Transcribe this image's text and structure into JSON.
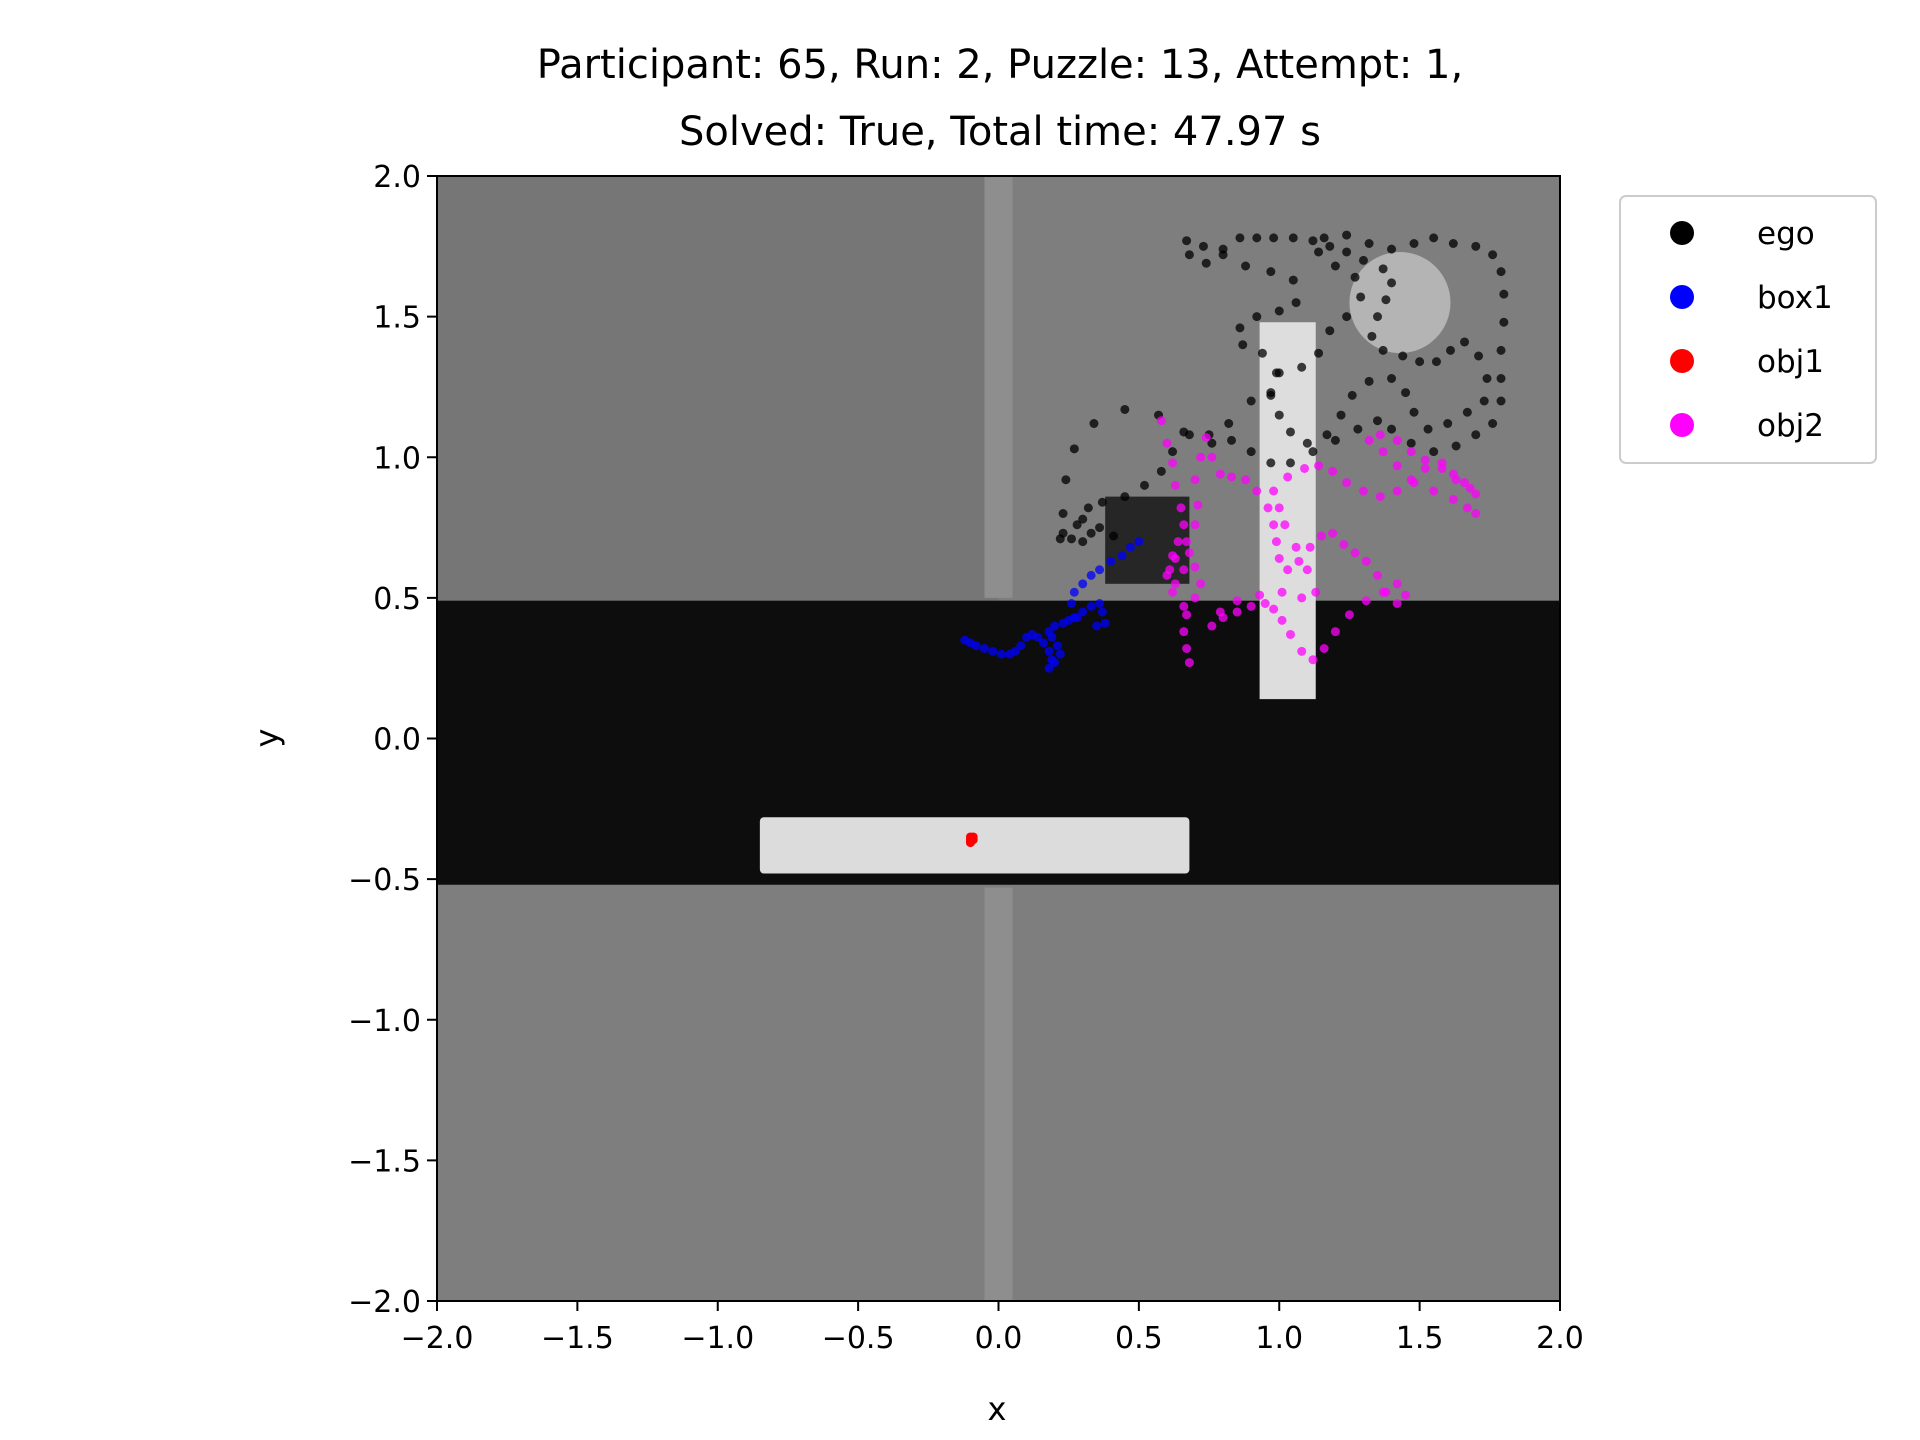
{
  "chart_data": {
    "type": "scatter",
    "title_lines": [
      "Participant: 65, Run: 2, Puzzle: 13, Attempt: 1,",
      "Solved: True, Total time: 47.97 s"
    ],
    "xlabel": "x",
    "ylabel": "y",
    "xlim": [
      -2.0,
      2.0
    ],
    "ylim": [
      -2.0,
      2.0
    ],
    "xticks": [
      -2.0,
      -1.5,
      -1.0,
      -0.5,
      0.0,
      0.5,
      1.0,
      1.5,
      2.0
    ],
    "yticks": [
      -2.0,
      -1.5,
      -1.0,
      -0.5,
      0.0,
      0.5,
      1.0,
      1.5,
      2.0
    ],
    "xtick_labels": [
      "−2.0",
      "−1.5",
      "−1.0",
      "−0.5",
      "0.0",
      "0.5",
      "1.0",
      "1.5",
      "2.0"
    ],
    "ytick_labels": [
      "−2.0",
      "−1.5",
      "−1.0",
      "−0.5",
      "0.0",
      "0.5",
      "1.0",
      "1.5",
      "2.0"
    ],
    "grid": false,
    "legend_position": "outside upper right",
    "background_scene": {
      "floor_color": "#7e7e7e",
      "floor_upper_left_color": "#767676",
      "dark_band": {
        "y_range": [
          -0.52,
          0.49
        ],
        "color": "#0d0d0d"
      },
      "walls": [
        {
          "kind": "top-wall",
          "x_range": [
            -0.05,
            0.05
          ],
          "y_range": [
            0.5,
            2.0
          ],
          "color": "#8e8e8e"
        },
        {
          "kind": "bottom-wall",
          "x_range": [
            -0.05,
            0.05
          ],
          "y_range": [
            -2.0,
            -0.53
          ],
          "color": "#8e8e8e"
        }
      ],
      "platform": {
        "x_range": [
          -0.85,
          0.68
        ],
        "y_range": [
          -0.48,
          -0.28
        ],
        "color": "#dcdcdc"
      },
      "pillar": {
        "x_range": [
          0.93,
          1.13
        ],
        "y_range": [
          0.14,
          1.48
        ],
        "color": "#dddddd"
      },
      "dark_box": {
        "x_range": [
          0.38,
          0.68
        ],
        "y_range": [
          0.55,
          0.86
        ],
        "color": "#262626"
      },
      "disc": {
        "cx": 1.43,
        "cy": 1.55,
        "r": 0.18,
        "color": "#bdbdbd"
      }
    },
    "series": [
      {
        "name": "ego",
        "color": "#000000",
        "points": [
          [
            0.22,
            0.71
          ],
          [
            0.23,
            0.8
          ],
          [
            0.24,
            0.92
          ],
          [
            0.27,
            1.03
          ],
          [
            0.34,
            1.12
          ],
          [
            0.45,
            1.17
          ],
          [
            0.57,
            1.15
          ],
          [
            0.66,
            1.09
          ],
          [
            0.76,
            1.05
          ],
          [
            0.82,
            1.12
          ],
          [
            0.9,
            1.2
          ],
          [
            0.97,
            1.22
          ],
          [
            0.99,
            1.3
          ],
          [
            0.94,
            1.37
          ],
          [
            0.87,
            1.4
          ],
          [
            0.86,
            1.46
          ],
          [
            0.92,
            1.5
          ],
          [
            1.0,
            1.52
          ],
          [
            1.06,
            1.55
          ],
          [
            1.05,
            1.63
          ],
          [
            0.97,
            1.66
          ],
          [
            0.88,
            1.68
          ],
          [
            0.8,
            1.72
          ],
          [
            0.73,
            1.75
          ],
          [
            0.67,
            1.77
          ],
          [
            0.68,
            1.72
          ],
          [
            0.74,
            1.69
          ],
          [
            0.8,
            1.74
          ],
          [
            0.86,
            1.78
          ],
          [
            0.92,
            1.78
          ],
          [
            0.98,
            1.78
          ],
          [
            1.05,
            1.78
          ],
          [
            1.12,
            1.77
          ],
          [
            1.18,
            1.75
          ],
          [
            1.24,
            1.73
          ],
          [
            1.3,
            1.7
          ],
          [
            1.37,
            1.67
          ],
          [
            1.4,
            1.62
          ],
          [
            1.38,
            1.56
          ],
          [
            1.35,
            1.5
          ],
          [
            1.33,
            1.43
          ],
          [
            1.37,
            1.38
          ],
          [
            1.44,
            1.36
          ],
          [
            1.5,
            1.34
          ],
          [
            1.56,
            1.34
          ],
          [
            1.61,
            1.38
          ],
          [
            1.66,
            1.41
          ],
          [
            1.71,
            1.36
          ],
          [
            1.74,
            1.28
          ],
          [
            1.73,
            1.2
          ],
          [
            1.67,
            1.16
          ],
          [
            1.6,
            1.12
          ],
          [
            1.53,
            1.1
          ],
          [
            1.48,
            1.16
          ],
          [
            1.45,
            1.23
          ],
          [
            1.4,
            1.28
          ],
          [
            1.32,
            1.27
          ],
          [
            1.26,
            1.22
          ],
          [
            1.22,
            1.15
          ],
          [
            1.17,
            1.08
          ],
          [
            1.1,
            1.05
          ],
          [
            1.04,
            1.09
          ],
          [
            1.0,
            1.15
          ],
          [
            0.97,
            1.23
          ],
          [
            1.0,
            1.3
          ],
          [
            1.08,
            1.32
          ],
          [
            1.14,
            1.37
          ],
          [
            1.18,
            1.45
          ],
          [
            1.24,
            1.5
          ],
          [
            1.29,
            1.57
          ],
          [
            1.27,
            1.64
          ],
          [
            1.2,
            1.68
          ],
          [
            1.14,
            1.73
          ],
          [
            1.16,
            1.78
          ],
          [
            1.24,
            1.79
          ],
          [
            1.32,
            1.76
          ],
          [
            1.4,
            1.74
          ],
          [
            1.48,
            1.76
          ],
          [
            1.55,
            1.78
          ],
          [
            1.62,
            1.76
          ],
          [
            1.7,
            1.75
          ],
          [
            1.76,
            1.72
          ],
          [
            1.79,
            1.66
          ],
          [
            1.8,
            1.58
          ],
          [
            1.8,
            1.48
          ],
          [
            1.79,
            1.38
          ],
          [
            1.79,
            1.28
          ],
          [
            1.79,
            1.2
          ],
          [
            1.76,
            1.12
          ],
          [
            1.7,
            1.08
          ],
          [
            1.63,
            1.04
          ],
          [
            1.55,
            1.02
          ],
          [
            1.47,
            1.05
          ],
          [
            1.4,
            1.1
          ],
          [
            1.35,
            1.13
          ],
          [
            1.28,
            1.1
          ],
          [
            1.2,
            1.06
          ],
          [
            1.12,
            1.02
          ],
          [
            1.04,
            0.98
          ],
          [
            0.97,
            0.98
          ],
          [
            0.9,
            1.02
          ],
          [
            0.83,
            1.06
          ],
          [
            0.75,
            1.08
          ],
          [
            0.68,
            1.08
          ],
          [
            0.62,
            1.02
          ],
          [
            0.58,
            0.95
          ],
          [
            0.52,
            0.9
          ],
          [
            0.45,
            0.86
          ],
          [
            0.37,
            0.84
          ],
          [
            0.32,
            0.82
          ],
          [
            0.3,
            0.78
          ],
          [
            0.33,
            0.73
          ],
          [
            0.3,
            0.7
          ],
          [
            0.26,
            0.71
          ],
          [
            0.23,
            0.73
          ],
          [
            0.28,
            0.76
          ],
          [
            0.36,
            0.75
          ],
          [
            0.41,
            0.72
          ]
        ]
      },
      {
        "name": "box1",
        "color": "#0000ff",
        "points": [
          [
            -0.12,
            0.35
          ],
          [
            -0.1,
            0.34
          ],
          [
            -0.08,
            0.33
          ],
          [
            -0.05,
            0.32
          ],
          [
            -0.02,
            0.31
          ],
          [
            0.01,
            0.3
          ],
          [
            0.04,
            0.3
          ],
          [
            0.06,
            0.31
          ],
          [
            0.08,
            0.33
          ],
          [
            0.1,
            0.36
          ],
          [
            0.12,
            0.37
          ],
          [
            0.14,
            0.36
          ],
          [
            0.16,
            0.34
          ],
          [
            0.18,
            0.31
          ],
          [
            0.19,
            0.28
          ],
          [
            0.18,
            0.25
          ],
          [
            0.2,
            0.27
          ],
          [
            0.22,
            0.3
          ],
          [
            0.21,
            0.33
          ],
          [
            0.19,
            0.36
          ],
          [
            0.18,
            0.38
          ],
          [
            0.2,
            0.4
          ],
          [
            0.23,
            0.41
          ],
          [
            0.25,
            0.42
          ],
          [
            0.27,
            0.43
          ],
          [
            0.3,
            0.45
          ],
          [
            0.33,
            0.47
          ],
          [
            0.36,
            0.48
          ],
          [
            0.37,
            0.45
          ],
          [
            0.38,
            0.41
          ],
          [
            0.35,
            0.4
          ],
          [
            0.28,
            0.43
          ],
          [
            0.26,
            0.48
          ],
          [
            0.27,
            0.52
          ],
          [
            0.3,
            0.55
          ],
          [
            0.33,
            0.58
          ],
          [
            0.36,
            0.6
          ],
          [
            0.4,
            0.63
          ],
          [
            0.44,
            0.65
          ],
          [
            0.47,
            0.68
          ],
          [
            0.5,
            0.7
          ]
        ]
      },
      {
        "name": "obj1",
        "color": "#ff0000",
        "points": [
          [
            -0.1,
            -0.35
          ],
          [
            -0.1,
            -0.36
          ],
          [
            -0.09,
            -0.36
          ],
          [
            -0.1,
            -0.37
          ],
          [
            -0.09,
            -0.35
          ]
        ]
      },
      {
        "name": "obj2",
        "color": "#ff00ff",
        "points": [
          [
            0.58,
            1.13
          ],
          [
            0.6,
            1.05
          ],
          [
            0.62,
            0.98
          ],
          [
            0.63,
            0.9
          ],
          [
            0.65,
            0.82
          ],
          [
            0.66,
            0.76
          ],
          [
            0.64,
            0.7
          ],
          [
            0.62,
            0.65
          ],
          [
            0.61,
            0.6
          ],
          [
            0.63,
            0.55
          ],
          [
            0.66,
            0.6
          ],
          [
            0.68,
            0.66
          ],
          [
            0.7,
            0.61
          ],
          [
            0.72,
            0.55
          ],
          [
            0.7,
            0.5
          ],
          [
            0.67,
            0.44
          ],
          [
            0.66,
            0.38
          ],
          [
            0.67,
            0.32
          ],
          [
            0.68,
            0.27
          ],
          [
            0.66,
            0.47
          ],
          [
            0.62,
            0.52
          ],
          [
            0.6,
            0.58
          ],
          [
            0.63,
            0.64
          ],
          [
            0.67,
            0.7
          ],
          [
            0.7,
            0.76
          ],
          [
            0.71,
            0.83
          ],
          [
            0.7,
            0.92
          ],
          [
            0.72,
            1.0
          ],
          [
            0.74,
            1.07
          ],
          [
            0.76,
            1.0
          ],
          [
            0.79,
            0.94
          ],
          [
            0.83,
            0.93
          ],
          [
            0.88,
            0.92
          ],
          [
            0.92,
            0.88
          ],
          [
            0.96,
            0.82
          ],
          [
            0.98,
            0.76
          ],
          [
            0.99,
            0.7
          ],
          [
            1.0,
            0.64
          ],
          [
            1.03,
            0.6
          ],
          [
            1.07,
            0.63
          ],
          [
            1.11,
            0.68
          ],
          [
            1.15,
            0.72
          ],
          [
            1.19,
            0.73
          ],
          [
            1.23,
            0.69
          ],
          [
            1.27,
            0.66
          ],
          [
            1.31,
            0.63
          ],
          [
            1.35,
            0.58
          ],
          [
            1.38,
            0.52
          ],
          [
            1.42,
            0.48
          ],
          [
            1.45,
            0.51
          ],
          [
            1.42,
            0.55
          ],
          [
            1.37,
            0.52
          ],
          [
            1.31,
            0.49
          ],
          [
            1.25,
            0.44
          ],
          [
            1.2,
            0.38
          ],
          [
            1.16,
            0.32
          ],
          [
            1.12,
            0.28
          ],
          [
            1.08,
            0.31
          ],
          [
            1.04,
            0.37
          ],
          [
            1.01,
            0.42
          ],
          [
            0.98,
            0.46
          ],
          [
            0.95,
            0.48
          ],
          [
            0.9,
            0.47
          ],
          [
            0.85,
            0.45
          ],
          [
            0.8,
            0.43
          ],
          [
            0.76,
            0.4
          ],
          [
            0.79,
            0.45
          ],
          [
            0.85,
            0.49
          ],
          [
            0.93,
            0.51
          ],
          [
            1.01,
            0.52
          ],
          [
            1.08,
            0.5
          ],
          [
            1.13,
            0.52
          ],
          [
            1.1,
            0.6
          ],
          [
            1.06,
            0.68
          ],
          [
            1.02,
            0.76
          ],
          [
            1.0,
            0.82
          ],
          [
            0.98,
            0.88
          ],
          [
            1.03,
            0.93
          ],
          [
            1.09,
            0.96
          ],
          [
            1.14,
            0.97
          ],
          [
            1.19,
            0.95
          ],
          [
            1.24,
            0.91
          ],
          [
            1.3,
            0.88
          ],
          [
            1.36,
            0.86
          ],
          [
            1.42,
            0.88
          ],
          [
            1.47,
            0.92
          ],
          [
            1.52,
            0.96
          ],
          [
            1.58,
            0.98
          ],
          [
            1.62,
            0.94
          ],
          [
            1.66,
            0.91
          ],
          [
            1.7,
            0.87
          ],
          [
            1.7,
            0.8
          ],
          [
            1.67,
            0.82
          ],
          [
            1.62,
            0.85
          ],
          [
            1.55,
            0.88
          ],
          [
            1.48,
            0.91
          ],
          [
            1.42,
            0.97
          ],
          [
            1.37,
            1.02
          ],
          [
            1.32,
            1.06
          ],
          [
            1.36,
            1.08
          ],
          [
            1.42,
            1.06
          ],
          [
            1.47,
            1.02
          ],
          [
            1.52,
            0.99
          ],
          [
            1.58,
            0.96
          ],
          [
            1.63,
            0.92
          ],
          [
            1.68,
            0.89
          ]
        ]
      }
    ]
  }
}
..............................
Among the lines of the material, find those that hold the word "name" and copy them.

        "name": "ego",
        "name": "box1",
        "name": "obj1",
        "name": "obj2",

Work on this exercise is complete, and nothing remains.